>>
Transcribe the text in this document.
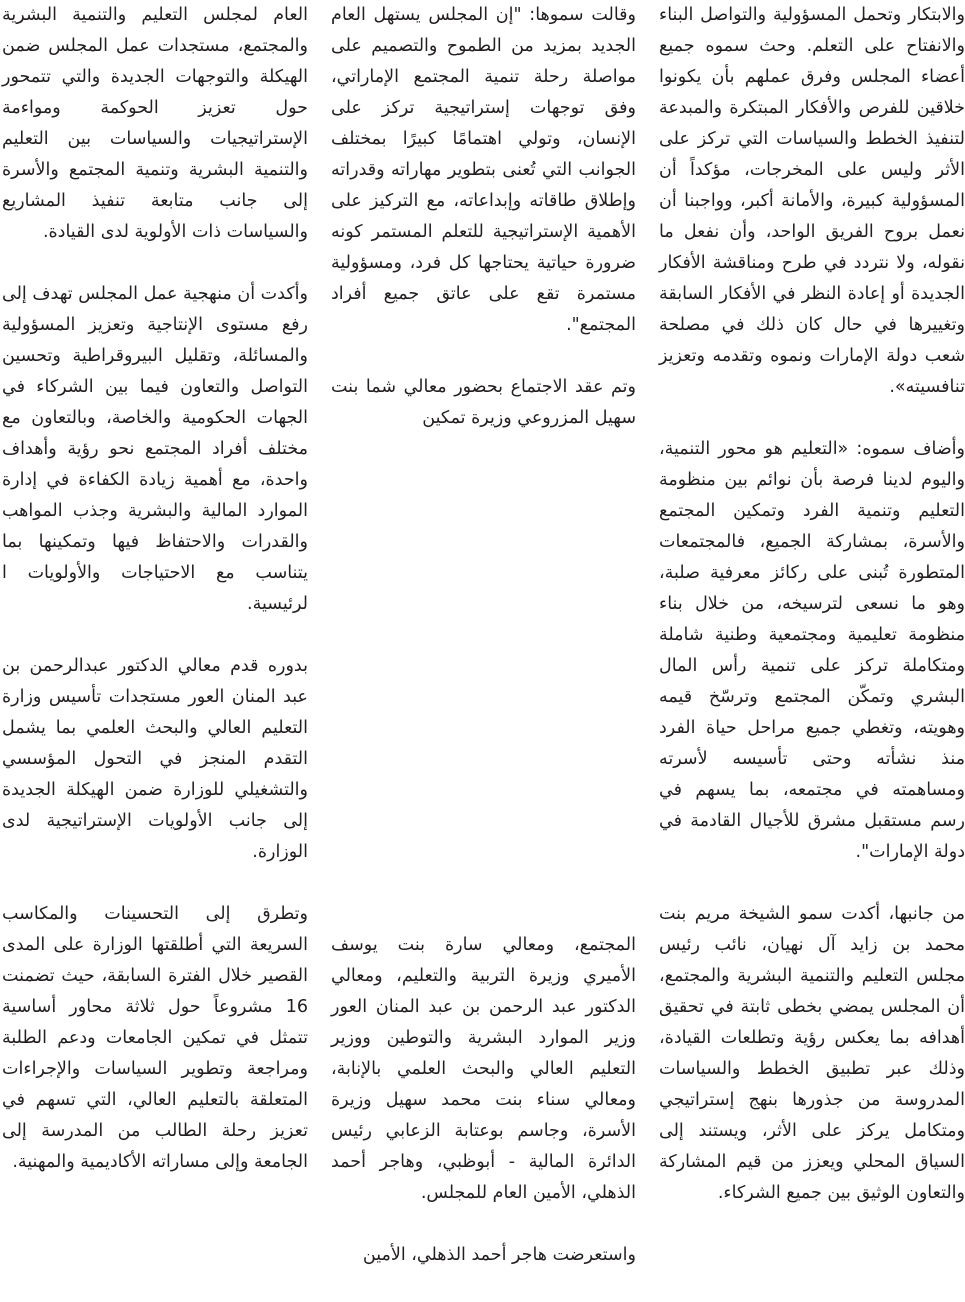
والابتكار وتحمل المسؤولية والتواصل البناء والانفتاح على التعلم. وحث سموه جميع أعضاء المجلس وفرق عملهم بأن يكونوا خلاقين للفرص والأفكار المبتكرة والمبدعة لتنفيذ الخطط والسياسات التي تركز على الأثر وليس على المخرجات، مؤكداً أن المسؤولية كبيرة، والأمانة أكبر، وواجبنا أن نعمل بروح الفريق الواحد، وأن نفعل ما نقوله، ولا نتردد في طرح ومناقشة الأفكار الجديدة أو إعادة النظر في الأفكار السابقة وتغييرها في حال كان ذلك في مصلحة شعب دولة الإمارات ونموه وتقدمه وتعزيز تنافسيته».

وأضاف سموه: «التعليم هو محور التنمية، واليوم لدينا فرصة بأن نوائم بين منظومة التعليم وتنمية الفرد وتمكين المجتمع والأسرة، بمشاركة الجميع، فالمجتمعات المتطورة تُبنى على ركائز معرفية صلبة، وهو ما نسعى لترسيخه، من خلال بناء منظومة تعليمية ومجتمعية وطنية شاملة ومتكاملة تركز على تنمية رأس المال البشري وتمكّن المجتمع وترسّخ قيمه وهويته، وتغطي جميع مراحل حياة الفرد منذ نشأته وحتى تأسيسه لأسرته ومساهمته في مجتمعه، بما يسهم في رسم مستقبل مشرق للأجيال القادمة في دولة الإمارات".

من جانبها، أكدت سمو الشيخة مريم بنت محمد بن زايد آل نهيان، نائب رئيس مجلس التعليم والتنمية البشرية والمجتمع، أن المجلس يمضي بخطى ثابتة في تحقيق أهدافه بما يعكس رؤية وتطلعات القيادة، وذلك عبر تطبيق الخطط والسياسات المدروسة من جذورها بنهج إستراتيجي ومتكامل يركز على الأثر، ويستند إلى السياق المحلي ويعزز من قيم المشاركة والتعاون الوثيق بين جميع الشركاء.

وقالت سموها: "إن المجلس يستهل العام الجديد بمزيد من الطموح والتصميم على مواصلة رحلة تنمية المجتمع الإماراتي، وفق توجهات إستراتيجية تركز على الإنسان، وتولي اهتمامًا كبيرًا بمختلف الجوانب التي تُعنى بتطوير مهاراته وقدراته وإطلاق طاقاته وإبداعاته، مع التركيز على الأهمية الإستراتيجية للتعلم المستمر كونه ضرورة حياتية يحتاجها كل فرد، ومسؤولية مستمرة تقع على عاتق جميع أفراد المجتمع".

وتم عقد الاجتماع بحضور معالي شما بنت سهيل المزروعي وزيرة تمكين

المجتمع، ومعالي سارة بنت يوسف الأميري وزيرة التربية والتعليم، ومعالي الدكتور عبد الرحمن بن عبد المنان العور وزير الموارد البشرية والتوطين ووزير التعليم العالي والبحث العلمي بالإنابة، ومعالي سناء بنت محمد سهيل وزيرة الأسرة، وجاسم بوعتابة الزعابي رئيس الدائرة المالية - أبوظبي، وهاجر أحمد الذهلي، الأمين العام للمجلس.

واستعرضت هاجر أحمد الذهلي، الأمين

العام لمجلس التعليم والتنمية البشرية والمجتمع، مستجدات عمل المجلس ضمن الهيكلة والتوجهات الجديدة والتي تتمحور حول تعزيز الحوكمة ومواءمة الإستراتيجيات والسياسات بين التعليم والتنمية البشرية وتنمية المجتمع والأسرة إلى جانب متابعة تنفيذ المشاريع والسياسات ذات الأولوية لدى القيادة.

وأكدت أن منهجية عمل المجلس تهدف إلى رفع مستوى الإنتاجية وتعزيز المسؤولية والمسائلة، وتقليل البيروقراطية وتحسين التواصل والتعاون فيما بين الشركاء في الجهات الحكومية والخاصة، وبالتعاون مع مختلف أفراد المجتمع نحو رؤية وأهداف واحدة، مع أهمية زيادة الكفاءة في إدارة الموارد المالية والبشرية وجذب المواهب والقدرات والاحتفاظ فيها وتمكينها بما يتناسب مع الاحتياجات والأولويات ا لرئيسية.

بدوره قدم معالي الدكتور عبدالرحمن بن عبد المنان العور مستجدات تأسيس وزارة التعليم العالي والبحث العلمي بما يشمل التقدم المنجز في التحول المؤسسي والتشغيلي للوزارة ضمن الهيكلة الجديدة إلى جانب الأولويات الإستراتيجية لدى الوزارة.

وتطرق إلى التحسينات والمكاسب السريعة التي أطلقتها الوزارة على المدى القصير خلال الفترة السابقة، حيث تضمنت 16 مشروعاً حول ثلاثة محاور أساسية تتمثل في تمكين الجامعات ودعم الطلبة ومراجعة وتطوير السياسات والإجراءات المتعلقة بالتعليم العالي، التي تسهم في تعزيز رحلة الطالب من المدرسة إلى الجامعة وإلى مساراته الأكاديمية والمهنية.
<<
*Directions for this task:* Look over the listing. Pull out every line with the string "الشركاء" in it.

*Finished task:*
من جانبها، أكدت سمو الشيخة مريم بنت محمد بن زايد آل نهيان، نائب رئيس مجلس التعليم والتنمية البشرية والمجتمع، أن المجلس يمضي بخطى ثابتة في تحقيق أهدافه بما يعكس رؤية وتطلعات القيادة، وذلك عبر تطبيق الخطط والسياسات المدروسة من جذورها بنهج إستراتيجي ومتكامل يركز على الأثر، ويستند إلى السياق المحلي ويعزز من قيم المشاركة والتعاون الوثيق بين جميع الشركاء.
وأكدت أن منهجية عمل المجلس تهدف إلى رفع مستوى الإنتاجية وتعزيز المسؤولية والمسائلة، وتقليل البيروقراطية وتحسين التواصل والتعاون فيما بين الشركاء في الجهات الحكومية والخاصة، وبالتعاون مع مختلف أفراد المجتمع نحو رؤية وأهداف واحدة، مع أهمية زيادة الكفاءة في إدارة الموارد المالية والبشرية وجذب المواهب والقدرات والاحتفاظ فيها وتمكينها بما يتناسب مع الاحتياجات والأولويات ا لرئيسية.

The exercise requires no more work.